#### Written problem
In the records below, find each line containing the word "Splitting" and copy it.

_ _ _ _ _

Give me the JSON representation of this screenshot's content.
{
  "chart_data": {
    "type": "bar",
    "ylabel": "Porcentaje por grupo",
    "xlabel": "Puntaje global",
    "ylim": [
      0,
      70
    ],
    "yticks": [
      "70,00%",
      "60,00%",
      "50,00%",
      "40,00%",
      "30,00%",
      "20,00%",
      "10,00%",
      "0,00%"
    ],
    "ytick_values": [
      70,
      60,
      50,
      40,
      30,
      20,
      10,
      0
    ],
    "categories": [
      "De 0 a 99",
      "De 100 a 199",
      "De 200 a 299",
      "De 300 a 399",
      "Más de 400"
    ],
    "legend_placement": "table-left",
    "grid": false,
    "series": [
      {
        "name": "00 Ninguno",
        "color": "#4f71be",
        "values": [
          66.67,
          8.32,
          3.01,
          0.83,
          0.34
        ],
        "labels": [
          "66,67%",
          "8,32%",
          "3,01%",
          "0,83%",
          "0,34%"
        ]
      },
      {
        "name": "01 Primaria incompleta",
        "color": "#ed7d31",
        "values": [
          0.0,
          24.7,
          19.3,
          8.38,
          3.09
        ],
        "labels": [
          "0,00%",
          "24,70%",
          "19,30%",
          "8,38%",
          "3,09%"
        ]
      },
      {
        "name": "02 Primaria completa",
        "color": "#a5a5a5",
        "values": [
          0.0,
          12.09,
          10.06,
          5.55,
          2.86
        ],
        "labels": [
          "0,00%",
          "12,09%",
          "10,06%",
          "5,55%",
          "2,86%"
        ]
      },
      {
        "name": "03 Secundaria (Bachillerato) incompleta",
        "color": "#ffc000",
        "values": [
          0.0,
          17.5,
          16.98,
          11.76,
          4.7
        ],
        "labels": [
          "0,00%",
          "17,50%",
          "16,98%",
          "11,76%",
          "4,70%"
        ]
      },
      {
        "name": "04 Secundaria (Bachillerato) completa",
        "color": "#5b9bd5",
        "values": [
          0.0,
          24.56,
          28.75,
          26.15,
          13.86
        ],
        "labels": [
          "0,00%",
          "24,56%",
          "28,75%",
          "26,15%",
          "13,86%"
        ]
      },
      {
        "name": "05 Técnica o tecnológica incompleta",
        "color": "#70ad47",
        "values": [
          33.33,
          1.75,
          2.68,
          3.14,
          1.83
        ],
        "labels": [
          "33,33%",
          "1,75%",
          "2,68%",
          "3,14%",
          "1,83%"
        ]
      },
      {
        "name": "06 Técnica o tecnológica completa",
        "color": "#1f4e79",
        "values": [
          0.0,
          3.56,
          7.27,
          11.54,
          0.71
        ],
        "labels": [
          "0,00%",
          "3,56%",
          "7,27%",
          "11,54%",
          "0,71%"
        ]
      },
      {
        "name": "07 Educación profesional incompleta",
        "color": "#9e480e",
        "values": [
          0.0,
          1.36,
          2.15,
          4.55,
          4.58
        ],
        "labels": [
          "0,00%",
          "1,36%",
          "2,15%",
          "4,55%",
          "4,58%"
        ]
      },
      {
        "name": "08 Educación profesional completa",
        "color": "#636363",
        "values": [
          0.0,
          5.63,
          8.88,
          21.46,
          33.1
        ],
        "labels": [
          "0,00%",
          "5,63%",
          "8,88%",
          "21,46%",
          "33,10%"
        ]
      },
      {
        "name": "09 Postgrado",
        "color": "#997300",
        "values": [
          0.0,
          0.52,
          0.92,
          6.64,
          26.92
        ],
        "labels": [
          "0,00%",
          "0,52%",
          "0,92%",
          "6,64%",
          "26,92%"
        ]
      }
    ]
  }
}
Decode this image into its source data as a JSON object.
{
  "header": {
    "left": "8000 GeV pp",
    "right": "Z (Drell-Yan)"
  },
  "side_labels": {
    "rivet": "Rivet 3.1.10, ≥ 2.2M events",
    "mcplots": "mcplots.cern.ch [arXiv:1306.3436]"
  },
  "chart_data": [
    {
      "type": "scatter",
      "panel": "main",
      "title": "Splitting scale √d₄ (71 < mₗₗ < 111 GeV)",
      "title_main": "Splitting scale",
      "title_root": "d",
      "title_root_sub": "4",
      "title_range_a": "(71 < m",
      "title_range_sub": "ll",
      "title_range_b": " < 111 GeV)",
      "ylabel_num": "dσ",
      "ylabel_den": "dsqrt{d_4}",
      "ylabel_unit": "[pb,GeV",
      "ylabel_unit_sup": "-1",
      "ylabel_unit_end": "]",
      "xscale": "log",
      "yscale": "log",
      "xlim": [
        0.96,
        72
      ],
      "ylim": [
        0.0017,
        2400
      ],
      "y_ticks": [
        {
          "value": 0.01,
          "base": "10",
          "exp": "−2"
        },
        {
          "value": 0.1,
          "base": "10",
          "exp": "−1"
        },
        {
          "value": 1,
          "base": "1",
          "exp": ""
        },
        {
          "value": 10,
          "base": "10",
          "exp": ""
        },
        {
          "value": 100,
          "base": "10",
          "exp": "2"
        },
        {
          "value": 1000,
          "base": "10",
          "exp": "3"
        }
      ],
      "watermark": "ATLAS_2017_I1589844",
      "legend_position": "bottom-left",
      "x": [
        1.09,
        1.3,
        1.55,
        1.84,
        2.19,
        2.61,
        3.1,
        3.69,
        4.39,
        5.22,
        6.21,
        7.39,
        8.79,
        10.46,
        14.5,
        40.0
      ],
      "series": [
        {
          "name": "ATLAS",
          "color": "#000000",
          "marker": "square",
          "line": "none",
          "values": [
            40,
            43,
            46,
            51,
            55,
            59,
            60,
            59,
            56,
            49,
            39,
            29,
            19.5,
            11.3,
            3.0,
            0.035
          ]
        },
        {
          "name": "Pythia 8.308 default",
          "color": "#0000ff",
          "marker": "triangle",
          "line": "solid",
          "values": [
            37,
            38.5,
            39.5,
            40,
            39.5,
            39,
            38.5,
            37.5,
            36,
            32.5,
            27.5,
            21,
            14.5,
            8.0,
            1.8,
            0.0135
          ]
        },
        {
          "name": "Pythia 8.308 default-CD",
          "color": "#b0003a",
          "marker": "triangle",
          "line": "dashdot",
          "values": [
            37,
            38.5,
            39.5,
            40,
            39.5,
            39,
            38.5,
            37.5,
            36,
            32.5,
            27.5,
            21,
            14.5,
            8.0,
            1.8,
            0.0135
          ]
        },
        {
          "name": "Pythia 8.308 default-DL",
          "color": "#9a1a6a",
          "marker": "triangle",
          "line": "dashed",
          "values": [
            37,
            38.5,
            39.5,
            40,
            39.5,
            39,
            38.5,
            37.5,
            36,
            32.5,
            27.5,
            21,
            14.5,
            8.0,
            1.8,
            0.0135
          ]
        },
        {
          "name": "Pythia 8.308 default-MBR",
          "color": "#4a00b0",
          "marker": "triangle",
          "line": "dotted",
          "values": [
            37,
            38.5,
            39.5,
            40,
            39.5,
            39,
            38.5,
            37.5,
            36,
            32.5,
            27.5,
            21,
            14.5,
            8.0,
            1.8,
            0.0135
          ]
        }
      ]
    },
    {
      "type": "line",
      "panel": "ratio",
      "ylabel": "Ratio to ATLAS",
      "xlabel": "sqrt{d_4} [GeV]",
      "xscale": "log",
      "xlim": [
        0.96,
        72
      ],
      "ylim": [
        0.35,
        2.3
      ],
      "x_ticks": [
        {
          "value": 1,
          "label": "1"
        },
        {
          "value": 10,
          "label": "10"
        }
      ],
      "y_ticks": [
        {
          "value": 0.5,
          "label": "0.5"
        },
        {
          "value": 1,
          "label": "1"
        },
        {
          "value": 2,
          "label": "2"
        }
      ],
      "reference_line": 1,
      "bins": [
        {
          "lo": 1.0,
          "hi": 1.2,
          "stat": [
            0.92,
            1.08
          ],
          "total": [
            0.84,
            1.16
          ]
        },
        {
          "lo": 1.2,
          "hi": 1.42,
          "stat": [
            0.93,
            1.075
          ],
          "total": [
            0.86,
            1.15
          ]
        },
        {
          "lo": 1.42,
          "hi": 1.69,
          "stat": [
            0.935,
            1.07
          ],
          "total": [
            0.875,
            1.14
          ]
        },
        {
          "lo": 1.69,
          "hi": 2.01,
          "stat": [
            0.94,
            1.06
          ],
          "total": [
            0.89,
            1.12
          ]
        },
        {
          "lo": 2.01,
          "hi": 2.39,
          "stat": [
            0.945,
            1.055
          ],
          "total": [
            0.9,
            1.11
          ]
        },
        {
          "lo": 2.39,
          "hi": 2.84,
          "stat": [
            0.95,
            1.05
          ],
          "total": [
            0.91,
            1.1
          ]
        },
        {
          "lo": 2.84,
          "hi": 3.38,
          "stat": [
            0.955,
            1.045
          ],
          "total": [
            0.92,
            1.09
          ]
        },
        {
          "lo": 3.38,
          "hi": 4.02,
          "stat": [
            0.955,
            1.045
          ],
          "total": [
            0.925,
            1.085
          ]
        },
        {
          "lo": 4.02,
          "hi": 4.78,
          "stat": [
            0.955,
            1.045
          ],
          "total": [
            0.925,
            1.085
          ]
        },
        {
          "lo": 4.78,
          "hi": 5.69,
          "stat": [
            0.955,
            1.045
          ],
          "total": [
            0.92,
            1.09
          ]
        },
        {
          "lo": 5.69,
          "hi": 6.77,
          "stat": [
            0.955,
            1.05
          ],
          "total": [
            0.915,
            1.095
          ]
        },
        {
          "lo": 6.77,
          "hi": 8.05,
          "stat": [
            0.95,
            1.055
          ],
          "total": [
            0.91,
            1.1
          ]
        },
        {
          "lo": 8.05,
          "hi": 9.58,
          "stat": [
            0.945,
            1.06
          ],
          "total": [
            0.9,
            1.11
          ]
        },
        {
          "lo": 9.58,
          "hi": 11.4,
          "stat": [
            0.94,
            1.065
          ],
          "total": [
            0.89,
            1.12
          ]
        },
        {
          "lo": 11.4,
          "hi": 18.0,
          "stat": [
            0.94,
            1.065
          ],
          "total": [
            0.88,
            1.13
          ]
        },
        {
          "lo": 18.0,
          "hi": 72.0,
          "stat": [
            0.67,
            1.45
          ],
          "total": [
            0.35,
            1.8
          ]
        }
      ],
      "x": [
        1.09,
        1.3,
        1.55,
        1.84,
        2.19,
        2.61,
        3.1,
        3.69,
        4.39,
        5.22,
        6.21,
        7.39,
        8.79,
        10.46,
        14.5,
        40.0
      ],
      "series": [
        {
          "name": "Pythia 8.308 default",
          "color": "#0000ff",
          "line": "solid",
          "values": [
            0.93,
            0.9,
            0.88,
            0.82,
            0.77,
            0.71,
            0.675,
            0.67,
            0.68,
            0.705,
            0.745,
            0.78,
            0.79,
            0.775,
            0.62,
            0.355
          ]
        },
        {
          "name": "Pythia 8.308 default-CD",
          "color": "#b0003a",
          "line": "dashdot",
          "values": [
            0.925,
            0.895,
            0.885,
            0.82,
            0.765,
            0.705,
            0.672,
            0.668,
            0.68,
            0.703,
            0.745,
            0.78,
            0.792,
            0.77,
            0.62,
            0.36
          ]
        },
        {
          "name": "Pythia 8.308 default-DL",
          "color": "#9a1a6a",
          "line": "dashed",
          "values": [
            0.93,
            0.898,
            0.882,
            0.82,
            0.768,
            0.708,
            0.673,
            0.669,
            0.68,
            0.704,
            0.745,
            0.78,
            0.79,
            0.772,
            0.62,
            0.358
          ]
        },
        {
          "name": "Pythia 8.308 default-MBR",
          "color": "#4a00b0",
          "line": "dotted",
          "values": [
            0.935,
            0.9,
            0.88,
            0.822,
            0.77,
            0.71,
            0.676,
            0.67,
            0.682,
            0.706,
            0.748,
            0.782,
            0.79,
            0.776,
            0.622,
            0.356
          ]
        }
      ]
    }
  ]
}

_ _ _ _ _

#### Worked answer
      "title": "Splitting scale √d₄ (71 < mₗₗ < 111 GeV)",
      "title_main": "Splitting scale",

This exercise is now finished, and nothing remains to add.